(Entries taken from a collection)
+===+

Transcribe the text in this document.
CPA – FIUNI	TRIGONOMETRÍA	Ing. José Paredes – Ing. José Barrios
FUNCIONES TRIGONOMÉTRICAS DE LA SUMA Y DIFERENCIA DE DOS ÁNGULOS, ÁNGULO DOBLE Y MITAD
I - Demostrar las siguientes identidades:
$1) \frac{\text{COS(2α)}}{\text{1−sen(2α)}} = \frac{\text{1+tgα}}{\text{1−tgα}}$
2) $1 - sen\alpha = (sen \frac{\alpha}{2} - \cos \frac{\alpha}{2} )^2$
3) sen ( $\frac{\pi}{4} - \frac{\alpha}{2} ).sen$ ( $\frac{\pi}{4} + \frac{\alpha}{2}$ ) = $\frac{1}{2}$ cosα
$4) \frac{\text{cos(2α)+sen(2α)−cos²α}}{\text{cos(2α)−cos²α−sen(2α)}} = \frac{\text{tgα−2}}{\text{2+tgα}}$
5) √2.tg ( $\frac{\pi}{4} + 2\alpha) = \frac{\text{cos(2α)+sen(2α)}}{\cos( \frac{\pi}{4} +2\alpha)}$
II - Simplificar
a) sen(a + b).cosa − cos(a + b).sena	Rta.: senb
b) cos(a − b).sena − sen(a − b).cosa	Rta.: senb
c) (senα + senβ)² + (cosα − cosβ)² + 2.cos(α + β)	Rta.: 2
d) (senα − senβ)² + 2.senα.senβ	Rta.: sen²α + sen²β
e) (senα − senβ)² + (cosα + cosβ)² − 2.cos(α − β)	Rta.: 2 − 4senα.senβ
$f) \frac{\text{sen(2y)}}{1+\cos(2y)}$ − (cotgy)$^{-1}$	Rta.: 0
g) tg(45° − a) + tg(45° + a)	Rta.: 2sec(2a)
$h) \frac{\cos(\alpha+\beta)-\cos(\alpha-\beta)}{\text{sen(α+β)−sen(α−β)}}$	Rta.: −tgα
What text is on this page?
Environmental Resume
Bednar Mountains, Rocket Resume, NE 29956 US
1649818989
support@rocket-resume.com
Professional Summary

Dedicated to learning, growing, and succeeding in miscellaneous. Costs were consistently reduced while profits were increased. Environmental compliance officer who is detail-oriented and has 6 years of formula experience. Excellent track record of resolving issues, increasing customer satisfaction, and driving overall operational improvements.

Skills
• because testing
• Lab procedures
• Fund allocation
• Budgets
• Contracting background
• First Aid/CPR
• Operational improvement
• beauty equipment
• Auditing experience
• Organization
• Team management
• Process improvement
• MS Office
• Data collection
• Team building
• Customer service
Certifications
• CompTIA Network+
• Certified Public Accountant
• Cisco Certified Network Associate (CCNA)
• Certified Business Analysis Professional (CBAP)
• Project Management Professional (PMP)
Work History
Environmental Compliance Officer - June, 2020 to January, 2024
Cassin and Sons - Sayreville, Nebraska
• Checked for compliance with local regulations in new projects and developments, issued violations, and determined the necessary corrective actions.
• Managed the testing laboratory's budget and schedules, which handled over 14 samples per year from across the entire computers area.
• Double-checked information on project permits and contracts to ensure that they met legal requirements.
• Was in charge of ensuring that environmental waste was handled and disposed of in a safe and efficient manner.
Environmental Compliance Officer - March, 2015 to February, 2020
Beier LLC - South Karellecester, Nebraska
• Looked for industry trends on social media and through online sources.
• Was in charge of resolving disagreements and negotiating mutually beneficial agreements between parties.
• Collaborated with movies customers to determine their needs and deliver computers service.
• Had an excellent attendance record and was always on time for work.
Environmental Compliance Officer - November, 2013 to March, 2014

+===+

= GIVEN PROBLEM =
Please quote every record above exactly as it appears.

= EXERCISE ANSWER =
Transcribe the text in this document.
CPA – FIUNI	TRIGONOMETRÍA	Ing. José Paredes – Ing. José Barrios
FUNCIONES TRIGONOMÉTRICAS DE LA SUMA Y DIFERENCIA DE DOS ÁNGULOS, ÁNGULO DOBLE Y MITAD
I - Demostrar las siguientes identidades:
$1) \frac{\text{COS(2α)}}{\text{1−sen(2α)}} = \frac{\text{1+tgα}}{\text{1−tgα}}$
2) $1 - sen\alpha = (sen \frac{\alpha}{2} - \cos \frac{\alpha}{2} )^2$
3) sen ( $\frac{\pi}{4} - \frac{\alpha}{2} ).sen$ ( $\frac{\pi}{4} + \frac{\alpha}{2}$ ) = $\frac{1}{2}$ cosα
$4) \frac{\text{cos(2α)+sen(2α)−cos²α}}{\text{cos(2α)−cos²α−sen(2α)}} = \frac{\text{tgα−2}}{\text{2+tgα}}$
5) √2.tg ( $\frac{\pi}{4} + 2\alpha) = \frac{\text{cos(2α)+sen(2α)}}{\cos( \frac{\pi}{4} +2\alpha)}$
II - Simplificar
a) sen(a + b).cosa − cos(a + b).sena	Rta.: senb
b) cos(a − b).sena − sen(a − b).cosa	Rta.: senb
c) (senα + senβ)² + (cosα − cosβ)² + 2.cos(α + β)	Rta.: 2
d) (senα − senβ)² + 2.senα.senβ	Rta.: sen²α + sen²β
e) (senα − senβ)² + (cosα + cosβ)² − 2.cos(α − β)	Rta.: 2 − 4senα.senβ
$f) \frac{\text{sen(2y)}}{1+\cos(2y)}$ − (cotgy)$^{-1}$	Rta.: 0
g) tg(45° − a) + tg(45° + a)	Rta.: 2sec(2a)
$h) \frac{\cos(\alpha+\beta)-\cos(\alpha-\beta)}{\text{sen(α+β)−sen(α−β)}}$	Rta.: −tgα
What text is on this page?
Environmental Resume
Bednar Mountains, Rocket Resume, NE 29956 US
1649818989
support@rocket-resume.com
Professional Summary

Dedicated to learning, growing, and succeeding in miscellaneous. Costs were consistently reduced while profits were increased. Environmental compliance officer who is detail-oriented and has 6 years of formula experience. Excellent track record of resolving issues, increasing customer satisfaction, and driving overall operational improvements.

Skills
• because testing
• Lab procedures
• Fund allocation
• Budgets
• Contracting background
• First Aid/CPR
• Operational improvement
• beauty equipment
• Auditing experience
• Organization
• Team management
• Process improvement
• MS Office
• Data collection
• Team building
• Customer service
Certifications
• CompTIA Network+
• Certified Public Accountant
• Cisco Certified Network Associate (CCNA)
• Certified Business Analysis Professional (CBAP)
• Project Management Professional (PMP)
Work History
Environmental Compliance Officer - June, 2020 to January, 2024
Cassin and Sons - Sayreville, Nebraska
• Checked for compliance with local regulations in new projects and developments, issued violations, and determined the necessary corrective actions.
• Managed the testing laboratory's budget and schedules, which handled over 14 samples per year from across the entire computers area.
• Double-checked information on project permits and contracts to ensure that they met legal requirements.
• Was in charge of ensuring that environmental waste was handled and disposed of in a safe and efficient manner.
Environmental Compliance Officer - March, 2015 to February, 2020
Beier LLC - South Karellecester, Nebraska
• Looked for industry trends on social media and through online sources.
• Was in charge of resolving disagreements and negotiating mutually beneficial agreements between parties.
• Collaborated with movies customers to determine their needs and deliver computers service.
• Had an excellent attendance record and was always on time for work.
Environmental Compliance Officer - November, 2013 to March, 2014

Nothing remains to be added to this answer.